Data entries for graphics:

** start **

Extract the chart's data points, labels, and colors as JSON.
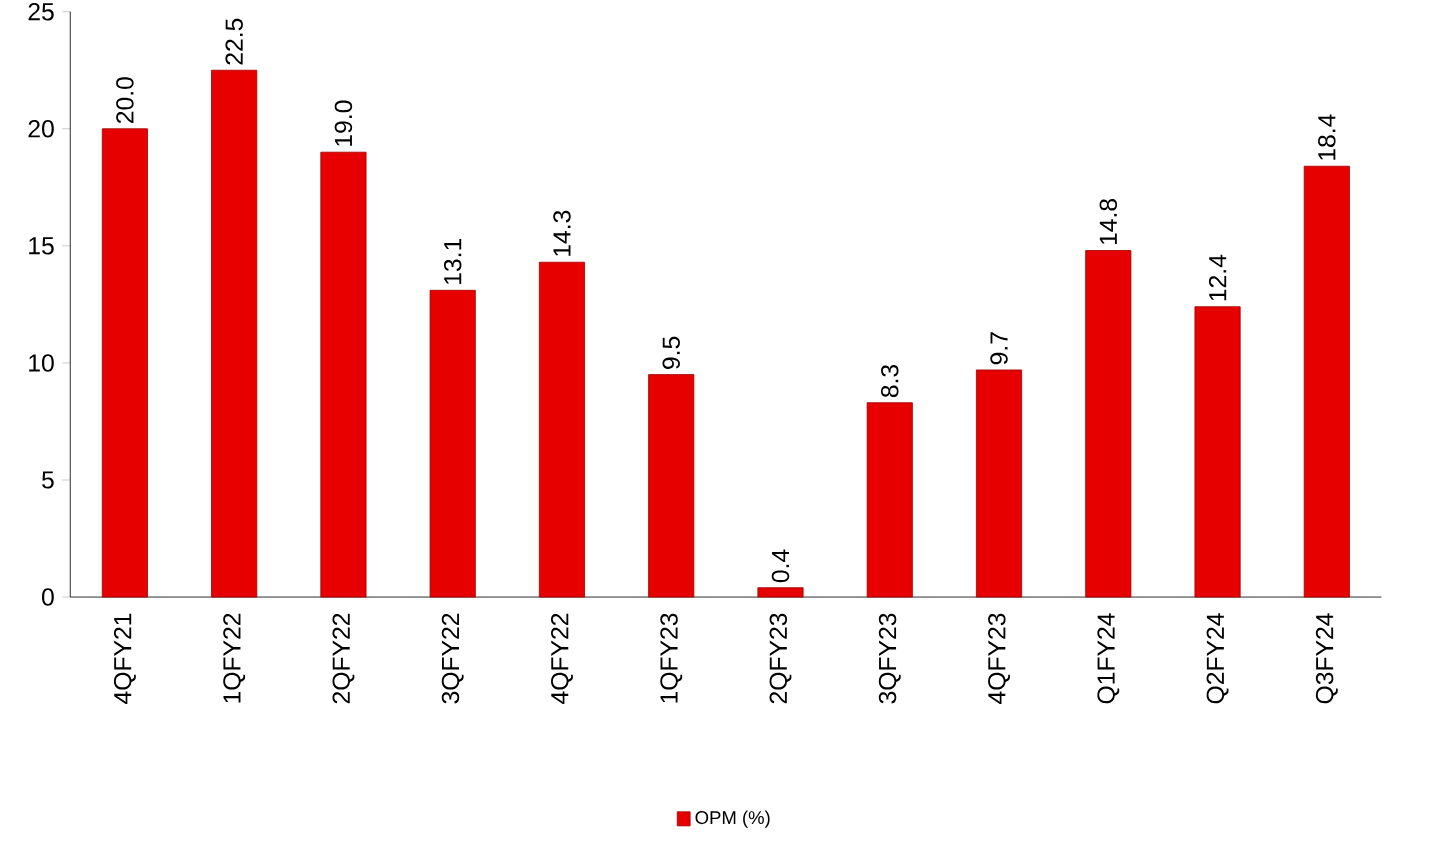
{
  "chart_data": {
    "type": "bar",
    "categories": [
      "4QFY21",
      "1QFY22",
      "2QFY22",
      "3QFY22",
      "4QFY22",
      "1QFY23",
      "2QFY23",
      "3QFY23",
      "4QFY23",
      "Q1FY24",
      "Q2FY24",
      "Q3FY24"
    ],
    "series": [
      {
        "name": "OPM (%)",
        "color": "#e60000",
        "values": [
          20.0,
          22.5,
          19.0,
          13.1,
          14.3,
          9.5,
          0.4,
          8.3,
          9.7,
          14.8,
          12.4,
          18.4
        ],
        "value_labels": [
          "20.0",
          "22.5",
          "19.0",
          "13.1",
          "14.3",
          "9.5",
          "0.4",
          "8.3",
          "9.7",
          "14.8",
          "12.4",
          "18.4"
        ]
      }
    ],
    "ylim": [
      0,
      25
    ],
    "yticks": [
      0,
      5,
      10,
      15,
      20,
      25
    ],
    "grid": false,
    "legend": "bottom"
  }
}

** end **

- What you have to do
Leave out the pictures, and give all the records again exactly.

- The answer
Extract the chart's data points, labels, and colors as JSON.
{
  "chart_data": {
    "type": "bar",
    "categories": [
      "4QFY21",
      "1QFY22",
      "2QFY22",
      "3QFY22",
      "4QFY22",
      "1QFY23",
      "2QFY23",
      "3QFY23",
      "4QFY23",
      "Q1FY24",
      "Q2FY24",
      "Q3FY24"
    ],
    "series": [
      {
        "name": "OPM (%)",
        "color": "#e60000",
        "values": [
          20.0,
          22.5,
          19.0,
          13.1,
          14.3,
          9.5,
          0.4,
          8.3,
          9.7,
          14.8,
          12.4,
          18.4
        ],
        "value_labels": [
          "20.0",
          "22.5",
          "19.0",
          "13.1",
          "14.3",
          "9.5",
          "0.4",
          "8.3",
          "9.7",
          "14.8",
          "12.4",
          "18.4"
        ]
      }
    ],
    "ylim": [
      0,
      25
    ],
    "yticks": [
      0,
      5,
      10,
      15,
      20,
      25
    ],
    "grid": false,
    "legend": "bottom"
  }
}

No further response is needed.